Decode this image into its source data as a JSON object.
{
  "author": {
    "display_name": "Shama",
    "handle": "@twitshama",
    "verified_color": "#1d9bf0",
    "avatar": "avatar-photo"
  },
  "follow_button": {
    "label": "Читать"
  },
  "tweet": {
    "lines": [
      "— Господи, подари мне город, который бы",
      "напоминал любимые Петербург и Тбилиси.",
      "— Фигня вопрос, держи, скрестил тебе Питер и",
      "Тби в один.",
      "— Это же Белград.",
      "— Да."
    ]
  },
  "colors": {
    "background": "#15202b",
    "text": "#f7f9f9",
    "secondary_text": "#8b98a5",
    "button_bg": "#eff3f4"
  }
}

● SET TASK: Reproduce the entries above exactly.

● ANSWER BELOW:
Decode this image into its source data as a JSON object.
{
  "author": {
    "display_name": "Shama",
    "handle": "@twitshama",
    "verified_color": "#1d9bf0",
    "avatar": "avatar-photo"
  },
  "follow_button": {
    "label": "Читать"
  },
  "tweet": {
    "lines": [
      "— Господи, подари мне город, который бы",
      "напоминал любимые Петербург и Тбилиси.",
      "— Фигня вопрос, держи, скрестил тебе Питер и",
      "Тби в один.",
      "— Это же Белград.",
      "— Да."
    ]
  },
  "colors": {
    "background": "#15202b",
    "text": "#f7f9f9",
    "secondary_text": "#8b98a5",
    "button_bg": "#eff3f4"
  }
}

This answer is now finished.